* _TASK TO COMPLETE_:
Reproduce the listing below without changes, except that pictures are left out.

* _EXTRACTED MATERIAL_:
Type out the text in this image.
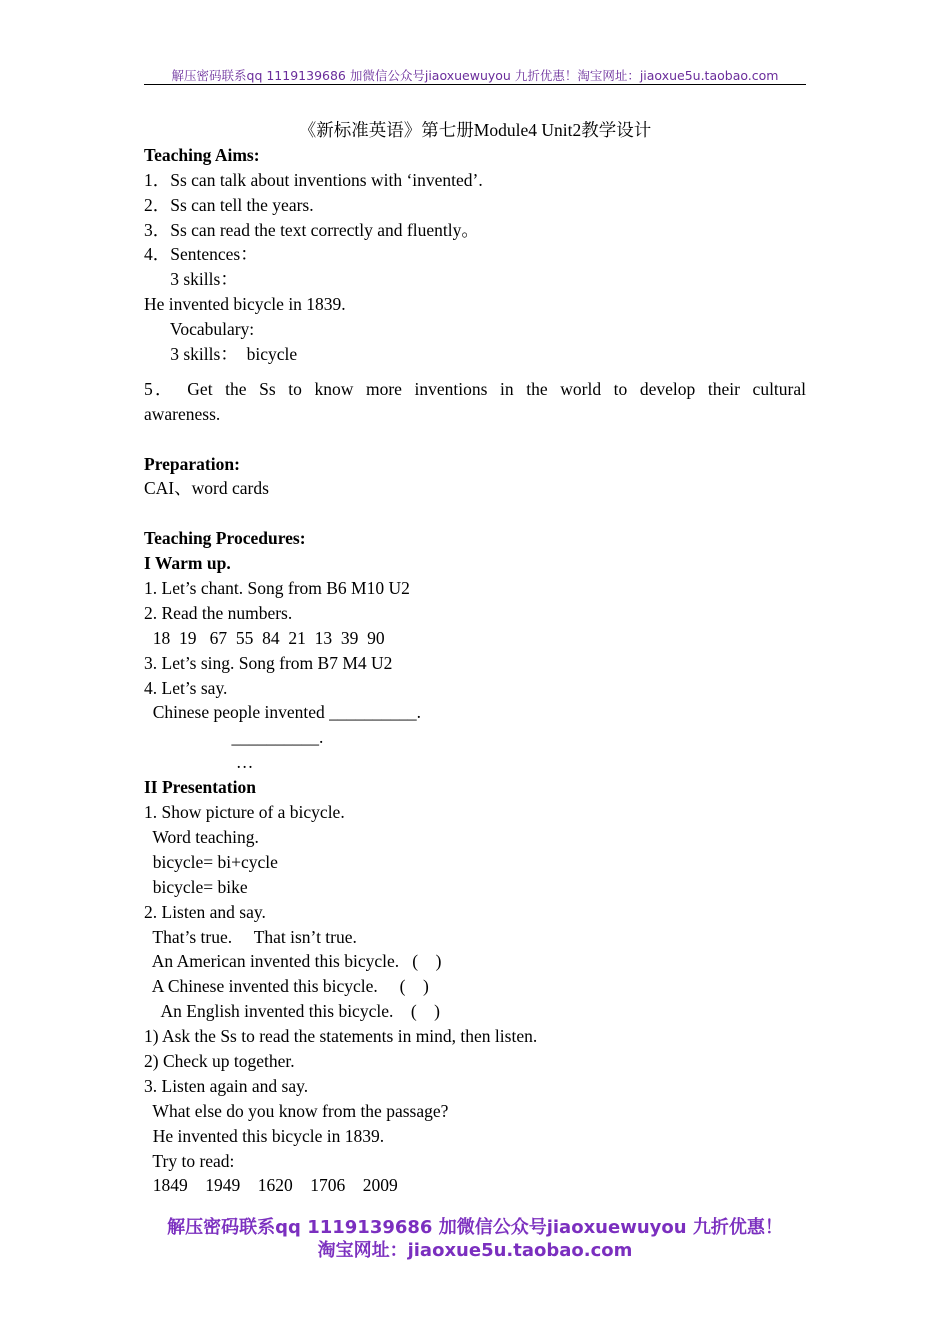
解压密码联系qq 1119139686 加微信公众号jiaoxuewuyou 九折优惠！淘宝网址：jiaoxue5u.taobao.com
《新标准英语》第七册Module4 Unit2教学设计
Teaching Aims:
1．Ss can talk about inventions with ‘invented’.
2．Ss can tell the years.
3．Ss can read the text correctly and fluently。
4．Sentences：
3 skills：
He invented bicycle in 1839.
Vocabulary:
3 skills：  bicycle
5． Get the Ss to know more inventions in the world to develop their cultural
awareness.
Preparation:
CAI、word cards
Teaching Procedures:
I Warm up.
1. Let’s chant. Song from B6 M10 U2
2. Read the numbers.
18  19   67  55  84  21  13  39  90
3. Let’s sing. Song from B7 M4 U2
4. Let’s say.
Chinese people invented __________.
__________.
…
II Presentation
1. Show picture of a bicycle.
Word teaching.
bicycle= bi+cycle
bicycle= bike
2. Listen and say.
That’s true.     That isn’t true.
An American invented this bicycle.   (    )
A Chinese invented this bicycle.     (    )
An English invented this bicycle.    (    )
1) Ask the Ss to read the statements in mind, then listen.
2) Check up together.
3. Listen again and say.
What else do you know from the passage?
He invented this bicycle in 1839.
Try to read:
1849    1949    1620    1706    2009
解压密码联系qq 1119139686 加微信公众号jiaoxuewuyou 九折优惠！
淘宝网址：jiaoxue5u.taobao.com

* _RESULT_:
Type out the text in this image.
解压密码联系qq 1119139686 加微信公众号jiaoxuewuyou 九折优惠！淘宝网址：jiaoxue5u.taobao.com
《新标准英语》第七册Module4 Unit2教学设计
Teaching Aims:
1．Ss can talk about inventions with ‘invented’.
2．Ss can tell the years.
3．Ss can read the text correctly and fluently。
4．Sentences：
3 skills：
He invented bicycle in 1839.
Vocabulary:
3 skills：  bicycle
5． Get the Ss to know more inventions in the world to develop their cultural
awareness.
Preparation:
CAI、word cards
Teaching Procedures:
I Warm up.
1. Let’s chant. Song from B6 M10 U2
2. Read the numbers.
18  19   67  55  84  21  13  39  90
3. Let’s sing. Song from B7 M4 U2
4. Let’s say.
Chinese people invented __________.
__________.
…
II Presentation
1. Show picture of a bicycle.
Word teaching.
bicycle= bi+cycle
bicycle= bike
2. Listen and say.
That’s true.     That isn’t true.
An American invented this bicycle.   (    )
A Chinese invented this bicycle.     (    )
An English invented this bicycle.    (    )
1) Ask the Ss to read the statements in mind, then listen.
2) Check up together.
3. Listen again and say.
What else do you know from the passage?
He invented this bicycle in 1839.
Try to read:
1849    1949    1620    1706    2009
解压密码联系qq 1119139686 加微信公众号jiaoxuewuyou 九折优惠！
淘宝网址：jiaoxue5u.taobao.com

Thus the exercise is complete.